* _Raw data_
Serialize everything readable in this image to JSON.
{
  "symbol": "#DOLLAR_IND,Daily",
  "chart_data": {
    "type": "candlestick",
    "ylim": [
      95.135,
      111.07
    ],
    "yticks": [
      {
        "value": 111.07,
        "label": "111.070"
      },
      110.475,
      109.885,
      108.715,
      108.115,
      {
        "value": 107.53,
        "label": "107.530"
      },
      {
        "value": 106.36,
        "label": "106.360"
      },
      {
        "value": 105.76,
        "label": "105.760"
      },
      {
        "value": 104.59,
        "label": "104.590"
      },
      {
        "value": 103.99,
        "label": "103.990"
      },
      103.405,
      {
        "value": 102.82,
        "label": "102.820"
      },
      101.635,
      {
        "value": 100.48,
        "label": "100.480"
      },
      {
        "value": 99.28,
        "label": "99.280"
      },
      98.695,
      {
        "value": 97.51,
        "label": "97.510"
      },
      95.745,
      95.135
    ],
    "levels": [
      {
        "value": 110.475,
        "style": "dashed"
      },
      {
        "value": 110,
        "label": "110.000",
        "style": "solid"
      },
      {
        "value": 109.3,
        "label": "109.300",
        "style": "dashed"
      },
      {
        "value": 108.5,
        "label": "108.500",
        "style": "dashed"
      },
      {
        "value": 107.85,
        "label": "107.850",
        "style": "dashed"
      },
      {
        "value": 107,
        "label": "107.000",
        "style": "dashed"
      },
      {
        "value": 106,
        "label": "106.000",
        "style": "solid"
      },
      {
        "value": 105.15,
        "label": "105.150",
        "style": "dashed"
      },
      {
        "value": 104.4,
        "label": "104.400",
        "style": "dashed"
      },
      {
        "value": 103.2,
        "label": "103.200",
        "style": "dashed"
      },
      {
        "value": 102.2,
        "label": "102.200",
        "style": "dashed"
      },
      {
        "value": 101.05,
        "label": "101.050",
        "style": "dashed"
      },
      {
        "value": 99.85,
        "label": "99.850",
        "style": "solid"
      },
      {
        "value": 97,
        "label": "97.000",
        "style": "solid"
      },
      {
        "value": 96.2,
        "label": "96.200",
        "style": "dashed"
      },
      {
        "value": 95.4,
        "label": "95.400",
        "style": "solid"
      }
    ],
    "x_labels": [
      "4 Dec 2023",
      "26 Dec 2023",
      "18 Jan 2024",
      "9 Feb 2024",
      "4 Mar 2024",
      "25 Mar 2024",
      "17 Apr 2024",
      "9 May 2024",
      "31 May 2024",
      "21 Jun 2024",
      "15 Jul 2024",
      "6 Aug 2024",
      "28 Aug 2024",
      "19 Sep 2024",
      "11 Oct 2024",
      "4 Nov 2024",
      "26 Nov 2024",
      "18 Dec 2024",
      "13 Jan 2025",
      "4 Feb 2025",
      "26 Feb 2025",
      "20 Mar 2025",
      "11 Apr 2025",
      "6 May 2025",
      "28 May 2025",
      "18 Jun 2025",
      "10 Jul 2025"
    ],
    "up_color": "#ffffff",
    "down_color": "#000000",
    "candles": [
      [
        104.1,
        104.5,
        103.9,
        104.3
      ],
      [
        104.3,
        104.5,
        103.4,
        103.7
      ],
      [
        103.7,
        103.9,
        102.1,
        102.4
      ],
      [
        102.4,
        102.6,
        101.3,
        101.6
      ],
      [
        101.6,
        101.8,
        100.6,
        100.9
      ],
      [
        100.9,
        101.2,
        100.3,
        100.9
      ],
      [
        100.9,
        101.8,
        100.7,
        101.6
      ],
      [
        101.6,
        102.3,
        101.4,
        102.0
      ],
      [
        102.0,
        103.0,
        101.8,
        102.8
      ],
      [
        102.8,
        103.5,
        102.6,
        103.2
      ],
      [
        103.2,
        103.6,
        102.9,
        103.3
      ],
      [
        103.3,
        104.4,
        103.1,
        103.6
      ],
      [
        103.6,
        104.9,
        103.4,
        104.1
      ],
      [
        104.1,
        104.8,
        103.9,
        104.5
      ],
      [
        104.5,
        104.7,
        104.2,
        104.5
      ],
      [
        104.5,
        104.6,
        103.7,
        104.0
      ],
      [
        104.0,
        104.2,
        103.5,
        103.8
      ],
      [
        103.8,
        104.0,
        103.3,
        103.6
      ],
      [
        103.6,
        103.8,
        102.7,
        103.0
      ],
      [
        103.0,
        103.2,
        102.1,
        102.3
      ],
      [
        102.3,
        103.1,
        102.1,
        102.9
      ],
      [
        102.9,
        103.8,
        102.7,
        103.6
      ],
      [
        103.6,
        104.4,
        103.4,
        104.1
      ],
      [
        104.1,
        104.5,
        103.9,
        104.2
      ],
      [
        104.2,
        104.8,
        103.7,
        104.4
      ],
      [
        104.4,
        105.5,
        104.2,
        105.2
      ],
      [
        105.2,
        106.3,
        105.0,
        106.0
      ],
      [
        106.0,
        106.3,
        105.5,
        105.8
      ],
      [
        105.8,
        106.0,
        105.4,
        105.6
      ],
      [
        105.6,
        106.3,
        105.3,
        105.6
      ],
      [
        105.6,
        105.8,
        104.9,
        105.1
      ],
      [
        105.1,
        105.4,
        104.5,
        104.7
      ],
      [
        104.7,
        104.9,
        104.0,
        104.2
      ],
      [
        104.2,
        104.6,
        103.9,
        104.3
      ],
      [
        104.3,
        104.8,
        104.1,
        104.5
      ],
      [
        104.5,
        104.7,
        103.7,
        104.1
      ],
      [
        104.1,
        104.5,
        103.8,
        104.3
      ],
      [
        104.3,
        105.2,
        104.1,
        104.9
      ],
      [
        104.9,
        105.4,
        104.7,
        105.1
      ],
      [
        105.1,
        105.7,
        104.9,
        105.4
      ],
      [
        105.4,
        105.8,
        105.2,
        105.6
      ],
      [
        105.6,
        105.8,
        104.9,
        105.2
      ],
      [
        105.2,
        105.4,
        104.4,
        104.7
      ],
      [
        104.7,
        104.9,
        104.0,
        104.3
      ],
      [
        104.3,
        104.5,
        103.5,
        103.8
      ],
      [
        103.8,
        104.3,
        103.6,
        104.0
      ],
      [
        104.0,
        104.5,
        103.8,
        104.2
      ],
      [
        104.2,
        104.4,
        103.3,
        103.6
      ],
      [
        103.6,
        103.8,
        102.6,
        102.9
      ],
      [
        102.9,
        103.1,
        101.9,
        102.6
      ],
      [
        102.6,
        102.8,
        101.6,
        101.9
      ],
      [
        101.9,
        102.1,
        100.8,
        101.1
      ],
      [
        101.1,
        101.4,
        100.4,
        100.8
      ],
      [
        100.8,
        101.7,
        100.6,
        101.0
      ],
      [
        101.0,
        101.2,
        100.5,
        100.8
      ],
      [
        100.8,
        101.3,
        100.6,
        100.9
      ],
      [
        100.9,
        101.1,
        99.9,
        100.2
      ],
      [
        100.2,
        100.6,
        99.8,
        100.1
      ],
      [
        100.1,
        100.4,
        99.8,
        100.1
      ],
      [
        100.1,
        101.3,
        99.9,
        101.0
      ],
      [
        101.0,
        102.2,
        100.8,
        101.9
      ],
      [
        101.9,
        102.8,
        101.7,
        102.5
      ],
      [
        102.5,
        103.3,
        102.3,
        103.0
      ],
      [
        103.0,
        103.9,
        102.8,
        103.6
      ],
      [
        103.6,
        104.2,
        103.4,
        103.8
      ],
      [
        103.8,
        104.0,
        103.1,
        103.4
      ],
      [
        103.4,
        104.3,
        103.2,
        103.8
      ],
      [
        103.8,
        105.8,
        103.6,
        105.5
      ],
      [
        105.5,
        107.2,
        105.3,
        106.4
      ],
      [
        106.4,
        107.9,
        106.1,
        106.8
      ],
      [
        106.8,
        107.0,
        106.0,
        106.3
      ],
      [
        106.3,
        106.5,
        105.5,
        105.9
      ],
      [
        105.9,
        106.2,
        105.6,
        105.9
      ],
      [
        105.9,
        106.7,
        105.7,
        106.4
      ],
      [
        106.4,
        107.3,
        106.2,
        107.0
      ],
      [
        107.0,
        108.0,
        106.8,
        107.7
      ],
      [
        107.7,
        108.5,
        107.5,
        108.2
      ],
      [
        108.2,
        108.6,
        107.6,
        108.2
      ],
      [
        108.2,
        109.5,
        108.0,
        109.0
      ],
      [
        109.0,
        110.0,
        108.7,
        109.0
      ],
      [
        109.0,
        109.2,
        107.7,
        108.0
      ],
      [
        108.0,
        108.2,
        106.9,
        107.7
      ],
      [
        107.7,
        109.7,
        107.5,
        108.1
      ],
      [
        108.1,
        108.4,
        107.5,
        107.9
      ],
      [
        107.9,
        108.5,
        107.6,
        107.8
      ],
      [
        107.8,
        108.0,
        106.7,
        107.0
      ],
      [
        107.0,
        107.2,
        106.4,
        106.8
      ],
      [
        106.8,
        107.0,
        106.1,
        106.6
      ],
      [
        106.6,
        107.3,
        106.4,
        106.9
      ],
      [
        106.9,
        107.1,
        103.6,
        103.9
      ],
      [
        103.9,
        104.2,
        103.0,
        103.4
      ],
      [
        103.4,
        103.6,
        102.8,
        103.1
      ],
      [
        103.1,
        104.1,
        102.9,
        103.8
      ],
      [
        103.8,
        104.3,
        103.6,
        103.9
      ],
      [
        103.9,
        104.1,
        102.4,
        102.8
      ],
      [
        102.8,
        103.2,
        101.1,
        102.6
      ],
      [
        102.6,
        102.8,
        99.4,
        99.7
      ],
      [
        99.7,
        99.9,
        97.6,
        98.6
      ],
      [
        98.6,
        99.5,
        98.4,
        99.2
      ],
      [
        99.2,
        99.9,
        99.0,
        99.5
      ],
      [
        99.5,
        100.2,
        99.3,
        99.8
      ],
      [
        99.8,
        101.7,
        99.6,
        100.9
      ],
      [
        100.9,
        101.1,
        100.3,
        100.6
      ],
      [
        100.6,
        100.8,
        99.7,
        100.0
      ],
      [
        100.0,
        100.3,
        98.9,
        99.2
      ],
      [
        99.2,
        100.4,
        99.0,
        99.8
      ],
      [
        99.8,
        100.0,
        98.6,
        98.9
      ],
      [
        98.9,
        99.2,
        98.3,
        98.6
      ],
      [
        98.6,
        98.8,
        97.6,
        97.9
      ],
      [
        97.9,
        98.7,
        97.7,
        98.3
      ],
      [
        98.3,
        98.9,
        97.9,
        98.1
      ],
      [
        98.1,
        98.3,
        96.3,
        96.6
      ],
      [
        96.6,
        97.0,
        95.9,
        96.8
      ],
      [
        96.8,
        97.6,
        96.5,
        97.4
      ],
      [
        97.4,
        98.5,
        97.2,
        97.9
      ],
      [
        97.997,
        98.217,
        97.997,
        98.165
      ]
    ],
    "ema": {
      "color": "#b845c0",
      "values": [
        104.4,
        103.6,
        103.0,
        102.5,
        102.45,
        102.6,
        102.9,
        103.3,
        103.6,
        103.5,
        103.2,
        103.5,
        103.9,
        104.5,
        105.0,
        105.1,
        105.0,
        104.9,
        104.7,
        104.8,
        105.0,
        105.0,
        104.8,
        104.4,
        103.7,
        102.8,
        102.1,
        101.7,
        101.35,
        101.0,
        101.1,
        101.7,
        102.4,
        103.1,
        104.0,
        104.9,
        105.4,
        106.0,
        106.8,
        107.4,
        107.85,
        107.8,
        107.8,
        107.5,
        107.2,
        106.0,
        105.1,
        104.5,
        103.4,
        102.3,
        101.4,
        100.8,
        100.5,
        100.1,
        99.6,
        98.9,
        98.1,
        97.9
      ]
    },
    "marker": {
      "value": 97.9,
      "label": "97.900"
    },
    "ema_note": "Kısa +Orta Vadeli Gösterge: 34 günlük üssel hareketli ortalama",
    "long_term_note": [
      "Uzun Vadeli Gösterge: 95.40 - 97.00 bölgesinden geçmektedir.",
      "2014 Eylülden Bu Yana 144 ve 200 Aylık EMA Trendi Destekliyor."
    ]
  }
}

* _Short task_
Extract, from the listing above, every line where the string "Gösterge" occurs.

* _Reply to the task_
    "ema_note": "Kısa +Orta Vadeli Gösterge: 34 günlük üssel hareketli ortalama",
      "Uzun Vadeli Gösterge: 95.40 - 97.00 bölgesinden geçmektedir.",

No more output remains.